▶ WHAT THE TASK REQUIRES
Look for "screenshot" in each line of the entries, and return the matching lines.

____________________

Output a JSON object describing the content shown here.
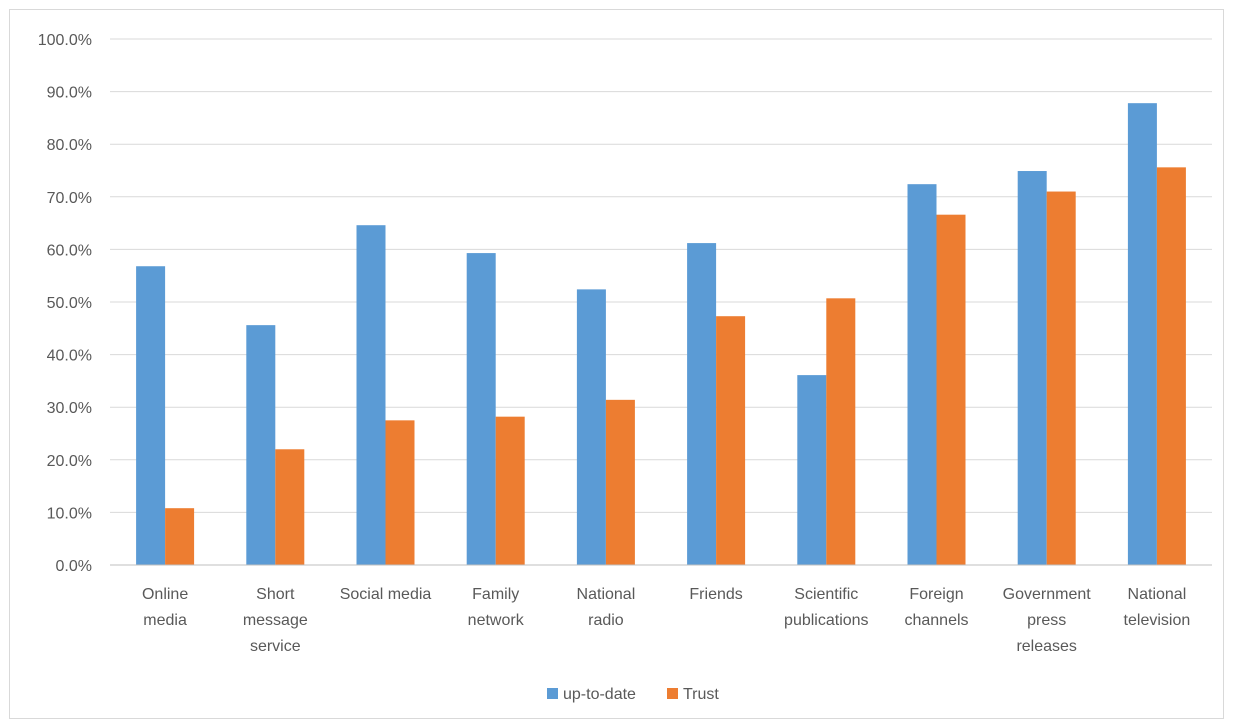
{
  "chart_data": {
    "type": "bar",
    "categories": [
      [
        "Online",
        "media"
      ],
      [
        "Short",
        "message",
        "service"
      ],
      [
        "Social media"
      ],
      [
        "Family",
        "network"
      ],
      [
        "National",
        "radio"
      ],
      [
        "Friends"
      ],
      [
        "Scientific",
        "publications"
      ],
      [
        "Foreign",
        "channels"
      ],
      [
        "Government",
        "press",
        "releases"
      ],
      [
        "National",
        "television"
      ]
    ],
    "series": [
      {
        "name": "up-to-date",
        "color": "#5b9bd5",
        "values": [
          56.8,
          45.6,
          64.6,
          59.3,
          52.4,
          61.2,
          36.1,
          72.4,
          74.9,
          87.8
        ]
      },
      {
        "name": "Trust",
        "color": "#ed7d31",
        "values": [
          10.8,
          22.0,
          27.5,
          28.2,
          31.4,
          47.3,
          50.7,
          66.6,
          71.0,
          75.6
        ]
      }
    ],
    "y_ticks": [
      "0.0%",
      "10.0%",
      "20.0%",
      "30.0%",
      "40.0%",
      "50.0%",
      "60.0%",
      "70.0%",
      "80.0%",
      "90.0%",
      "100.0%"
    ],
    "ylim": [
      0,
      100
    ],
    "grid": true,
    "legend_position": "bottom",
    "gridline_color": "#d9d9d9",
    "axis_color": "#bfbfbf"
  }
}
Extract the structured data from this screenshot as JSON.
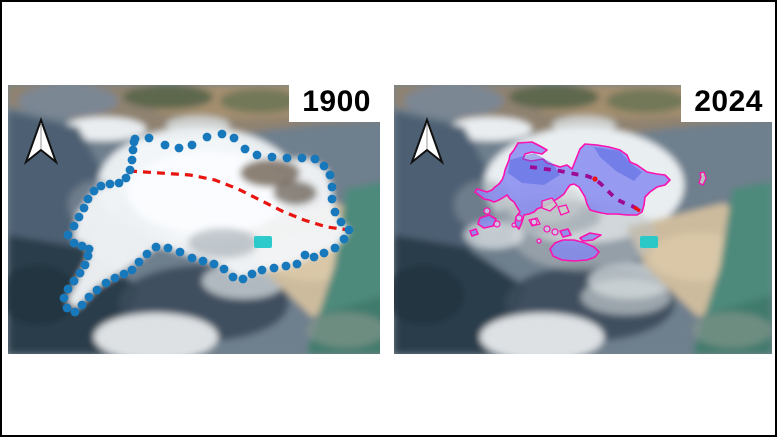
{
  "figure": {
    "title": "glacier extent comparison, two aerial map panels",
    "background": "#ffffff",
    "border_color": "#000000"
  },
  "compass": {
    "fill": "#ffffff",
    "stroke": "#111111"
  },
  "panels": [
    {
      "name": "panel-1900",
      "year_label": "1900",
      "annotations": {
        "extent_outline_dots": {
          "color": "#1878bc",
          "radius": 4.4,
          "points": [
            [
              127,
              54
            ],
            [
              141,
              53
            ],
            [
              157,
              60
            ],
            [
              171,
              63
            ],
            [
              184,
              60
            ],
            [
              199,
              52
            ],
            [
              214,
              49
            ],
            [
              226,
              53
            ],
            [
              237,
              64
            ],
            [
              249,
              70
            ],
            [
              264,
              72
            ],
            [
              279,
              73
            ],
            [
              294,
              73
            ],
            [
              307,
              74
            ],
            [
              316,
              81
            ],
            [
              322,
              90
            ],
            [
              324,
              102
            ],
            [
              324,
              114
            ],
            [
              327,
              127
            ],
            [
              333,
              137
            ],
            [
              341,
              145
            ],
            [
              336,
              154
            ],
            [
              327,
              163
            ],
            [
              316,
              168
            ],
            [
              306,
              172
            ],
            [
              297,
              170
            ],
            [
              289,
              179
            ],
            [
              278,
              181
            ],
            [
              266,
              183
            ],
            [
              254,
              185
            ],
            [
              244,
              189
            ],
            [
              235,
              194
            ],
            [
              225,
              192
            ],
            [
              216,
              184
            ],
            [
              206,
              179
            ],
            [
              195,
              176
            ],
            [
              184,
              173
            ],
            [
              172,
              167
            ],
            [
              160,
              163
            ],
            [
              148,
              162
            ],
            [
              139,
              169
            ],
            [
              131,
              177
            ],
            [
              124,
              185
            ],
            [
              116,
              189
            ],
            [
              107,
              193
            ],
            [
              98,
              198
            ],
            [
              89,
              205
            ],
            [
              81,
              212
            ],
            [
              74,
              220
            ],
            [
              67,
              227
            ],
            [
              59,
              223
            ],
            [
              56,
              213
            ],
            [
              60,
              204
            ],
            [
              66,
              196
            ],
            [
              72,
              188
            ],
            [
              77,
              180
            ],
            [
              80,
              171
            ],
            [
              81,
              164
            ],
            [
              74,
              161
            ],
            [
              66,
              158
            ],
            [
              60,
              150
            ],
            [
              66,
              141
            ],
            [
              71,
              132
            ],
            [
              76,
              123
            ],
            [
              80,
              114
            ],
            [
              86,
              106
            ],
            [
              93,
              101
            ],
            [
              102,
              99
            ],
            [
              111,
              98
            ],
            [
              118,
              93
            ],
            [
              122,
              85
            ],
            [
              124,
              75
            ],
            [
              125,
              65
            ],
            [
              126,
              57
            ]
          ]
        },
        "flowline": {
          "color": "#e81410",
          "width": 3.2,
          "dash": "8 6",
          "points": [
            [
              121,
              86
            ],
            [
              152,
              88
            ],
            [
              182,
              90
            ],
            [
              207,
              95
            ],
            [
              230,
              104
            ],
            [
              252,
              115
            ],
            [
              274,
              126
            ],
            [
              296,
              135
            ],
            [
              319,
              142
            ],
            [
              341,
              145
            ]
          ]
        }
      }
    },
    {
      "name": "panel-2024",
      "year_label": "2024",
      "annotations": {
        "glacier_fill": {
          "fill": "#8488f0",
          "fill_opacity": 0.82,
          "stroke": "#fb12b0",
          "stroke_width": 1.6,
          "ice_shade_color": "#4c5ee0",
          "main_polygon": [
            [
              124,
              58
            ],
            [
              138,
              57
            ],
            [
              146,
              61
            ],
            [
              153,
              65
            ],
            [
              148,
              69
            ],
            [
              138,
              67
            ],
            [
              131,
              69
            ],
            [
              129,
              74
            ],
            [
              137,
              76
            ],
            [
              149,
              74
            ],
            [
              153,
              78
            ],
            [
              160,
              80
            ],
            [
              166,
              82
            ],
            [
              173,
              80
            ],
            [
              178,
              84
            ],
            [
              186,
              64
            ],
            [
              191,
              59
            ],
            [
              203,
              60
            ],
            [
              215,
              62
            ],
            [
              226,
              65
            ],
            [
              233,
              70
            ],
            [
              236,
              77
            ],
            [
              243,
              80
            ],
            [
              253,
              87
            ],
            [
              263,
              89
            ],
            [
              271,
              90
            ],
            [
              276,
              95
            ],
            [
              271,
              100
            ],
            [
              263,
              102
            ],
            [
              256,
              107
            ],
            [
              251,
              112
            ],
            [
              250,
              120
            ],
            [
              248,
              127
            ],
            [
              243,
              130
            ],
            [
              233,
              130
            ],
            [
              223,
              129
            ],
            [
              213,
              129
            ],
            [
              203,
              127
            ],
            [
              196,
              125
            ],
            [
              193,
              119
            ],
            [
              191,
              112
            ],
            [
              188,
              107
            ],
            [
              185,
              102
            ],
            [
              180,
              99
            ],
            [
              176,
              100
            ],
            [
              173,
              104
            ],
            [
              170,
              109
            ],
            [
              166,
              112
            ],
            [
              163,
              114
            ],
            [
              158,
              117
            ],
            [
              153,
              120
            ],
            [
              148,
              122
            ],
            [
              143,
              124
            ],
            [
              140,
              127
            ],
            [
              135,
              129
            ],
            [
              130,
              130
            ],
            [
              128,
              137
            ],
            [
              125,
              144
            ],
            [
              121,
              140
            ],
            [
              122,
              132
            ],
            [
              126,
              127
            ],
            [
              123,
              122
            ],
            [
              120,
              117
            ],
            [
              116,
              114
            ],
            [
              113,
              110
            ],
            [
              110,
              112
            ],
            [
              105,
              115
            ],
            [
              100,
              117
            ],
            [
              95,
              115
            ],
            [
              90,
              114
            ],
            [
              85,
              110
            ],
            [
              81,
              107
            ],
            [
              83,
              104
            ],
            [
              93,
              107
            ],
            [
              98,
              105
            ],
            [
              101,
              102
            ],
            [
              105,
              99
            ],
            [
              108,
              95
            ],
            [
              110,
              90
            ],
            [
              111,
              85
            ],
            [
              113,
              80
            ],
            [
              115,
              75
            ],
            [
              116,
              70
            ],
            [
              120,
              65
            ]
          ],
          "ice_shade_patches": [
            [
              [
                116,
                75
              ],
              [
                140,
                68
              ],
              [
                158,
                78
              ],
              [
                166,
                90
              ],
              [
                150,
                100
              ],
              [
                128,
                98
              ],
              [
                114,
                88
              ]
            ],
            [
              [
                200,
                62
              ],
              [
                226,
                66
              ],
              [
                236,
                78
              ],
              [
                248,
                87
              ],
              [
                240,
                96
              ],
              [
                222,
                86
              ],
              [
                206,
                72
              ]
            ]
          ],
          "minor_polygons": [
            [
              [
                156,
                164
              ],
              [
                161,
                158
              ],
              [
                169,
                155
              ],
              [
                180,
                155
              ],
              [
                191,
                158
              ],
              [
                200,
                162
              ],
              [
                205,
                167
              ],
              [
                201,
                172
              ],
              [
                193,
                175
              ],
              [
                180,
                176
              ],
              [
                168,
                175
              ],
              [
                159,
                171
              ]
            ],
            [
              [
                186,
                153
              ],
              [
                196,
                148
              ],
              [
                207,
                150
              ],
              [
                199,
                155
              ],
              [
                189,
                156
              ]
            ],
            [
              [
                166,
                146
              ],
              [
                174,
                144
              ],
              [
                177,
                150
              ],
              [
                169,
                152
              ]
            ],
            [
              [
                86,
                133
              ],
              [
                95,
                130
              ],
              [
                102,
                134
              ],
              [
                99,
                141
              ],
              [
                90,
                143
              ],
              [
                84,
                139
              ]
            ],
            [
              [
                76,
                146
              ],
              [
                82,
                144
              ],
              [
                84,
                149
              ],
              [
                78,
                151
              ]
            ]
          ],
          "outlined_gaps": [
            [
              [
                148,
                116
              ],
              [
                158,
                113
              ],
              [
                163,
                120
              ],
              [
                156,
                126
              ],
              [
                148,
                123
              ]
            ],
            [
              [
                164,
                122
              ],
              [
                172,
                120
              ],
              [
                175,
                127
              ],
              [
                167,
                130
              ]
            ],
            [
              [
                135,
                135
              ],
              [
                143,
                133
              ],
              [
                146,
                139
              ],
              [
                138,
                141
              ]
            ],
            [
              [
                306,
                88
              ],
              [
                310,
                87
              ],
              [
                312,
                93
              ],
              [
                309,
                100
              ],
              [
                305,
                98
              ],
              [
                307,
                92
              ]
            ]
          ],
          "dot_fragments": [
            [
              93,
              126,
              3
            ],
            [
              103,
              139,
              3
            ],
            [
              125,
              133,
              3
            ],
            [
              140,
              137,
              3
            ],
            [
              153,
              144,
              3
            ],
            [
              161,
              147,
              3
            ],
            [
              145,
              156,
              2
            ],
            [
              120,
              140,
              2
            ]
          ]
        },
        "flowline": {
          "color": "#9c0a96",
          "width": 3.8,
          "dash": "7 7",
          "points": [
            [
              136,
              82
            ],
            [
              151,
              84
            ],
            [
              166,
              86
            ],
            [
              181,
              89
            ],
            [
              193,
              91
            ],
            [
              201,
              94
            ],
            [
              207,
              99
            ],
            [
              215,
              107
            ],
            [
              222,
              114
            ],
            [
              230,
              118
            ],
            [
              238,
              121
            ],
            [
              245,
              125
            ]
          ],
          "red_color": "#ee1111",
          "red_marker": [
            201,
            94
          ],
          "red_dash": [
            [
              240,
              122
            ],
            [
              246,
              126
            ]
          ]
        }
      }
    }
  ]
}
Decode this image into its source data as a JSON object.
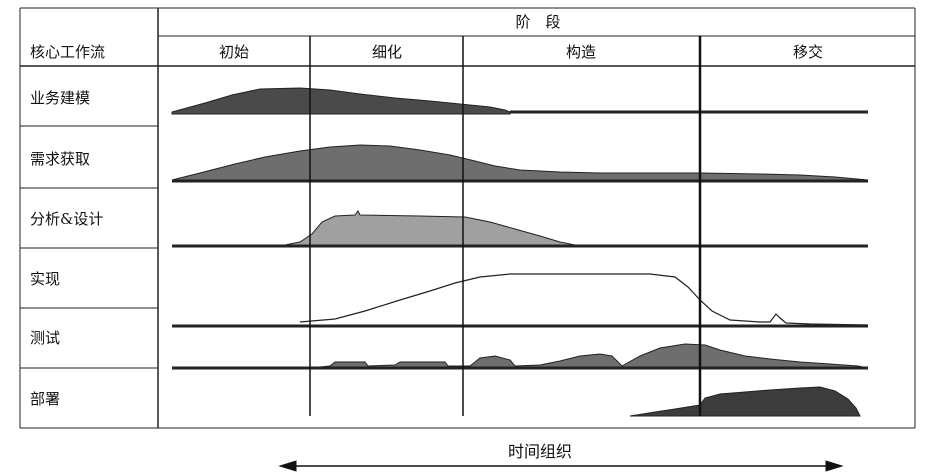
{
  "header": {
    "stage_title": "阶　段",
    "workflow_header": "核心工作流"
  },
  "phases": [
    "初始",
    "细化",
    "构造",
    "移交"
  ],
  "workflows": [
    {
      "label": "业务建模",
      "fill": "#4a4a4a"
    },
    {
      "label": "需求获取",
      "fill": "#6e6e6e"
    },
    {
      "label": "分析&设计",
      "fill": "#a0a0a0"
    },
    {
      "label": "实现",
      "fill": "#ffffff"
    },
    {
      "label": "测试",
      "fill": "#6e6e6e"
    },
    {
      "label": "部署",
      "fill": "#3c3c3c"
    }
  ],
  "footer": {
    "axis_label": "时间组织"
  }
}
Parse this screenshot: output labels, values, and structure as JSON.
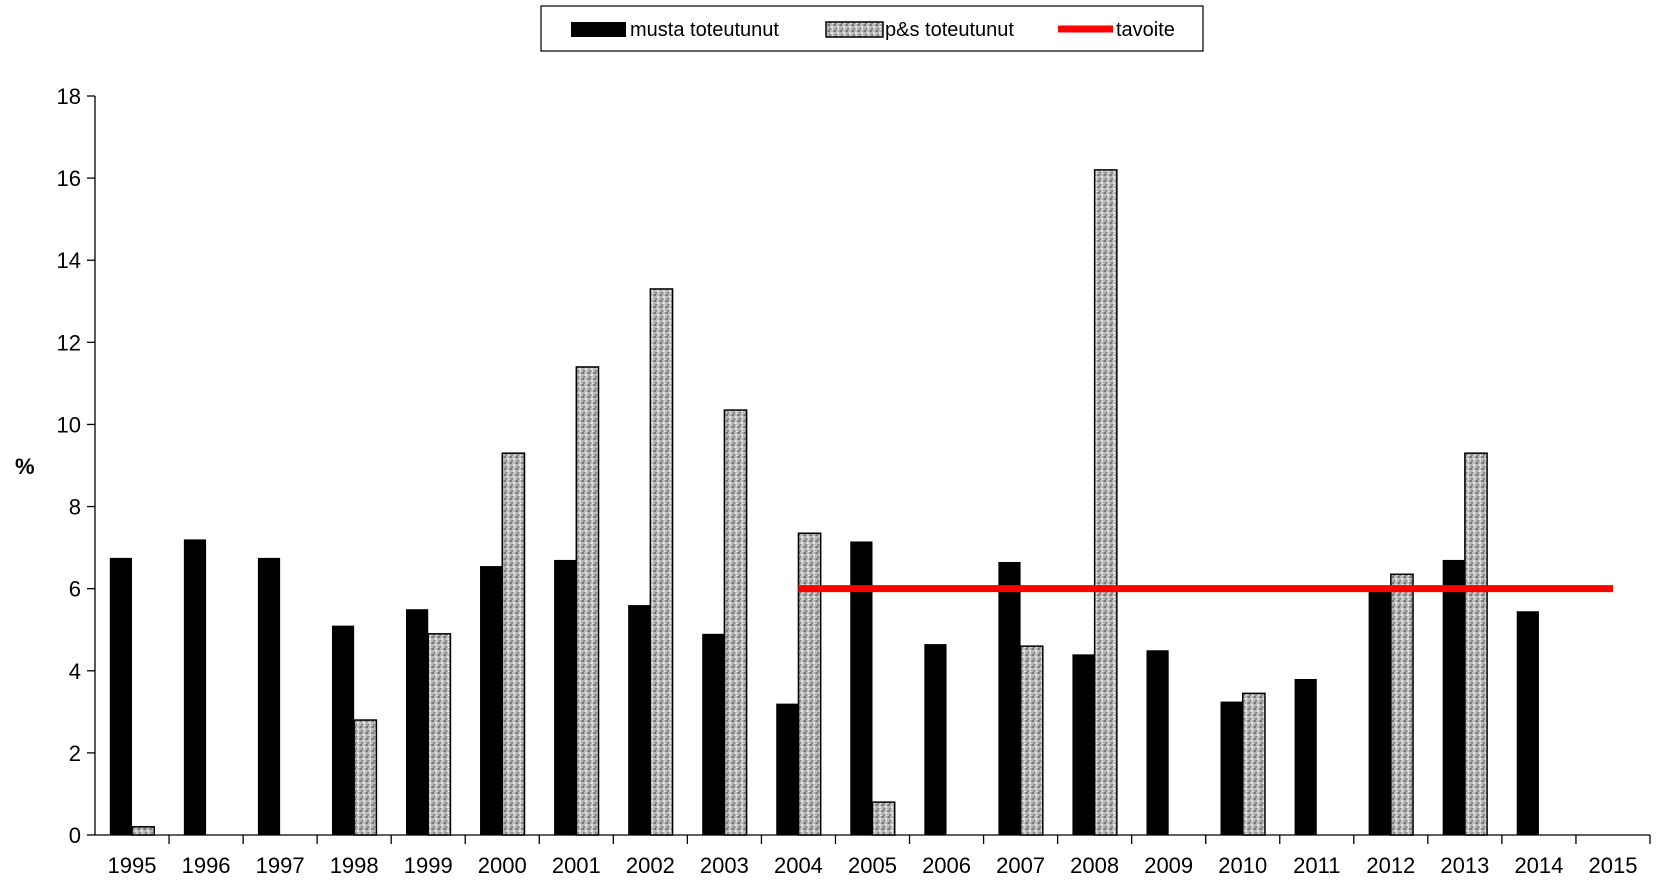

____________________

▶ EXERCISE OUTPUT
Extract the structured data from this screenshot as JSON.
Parse this screenshot: output labels, values, and structure as JSON.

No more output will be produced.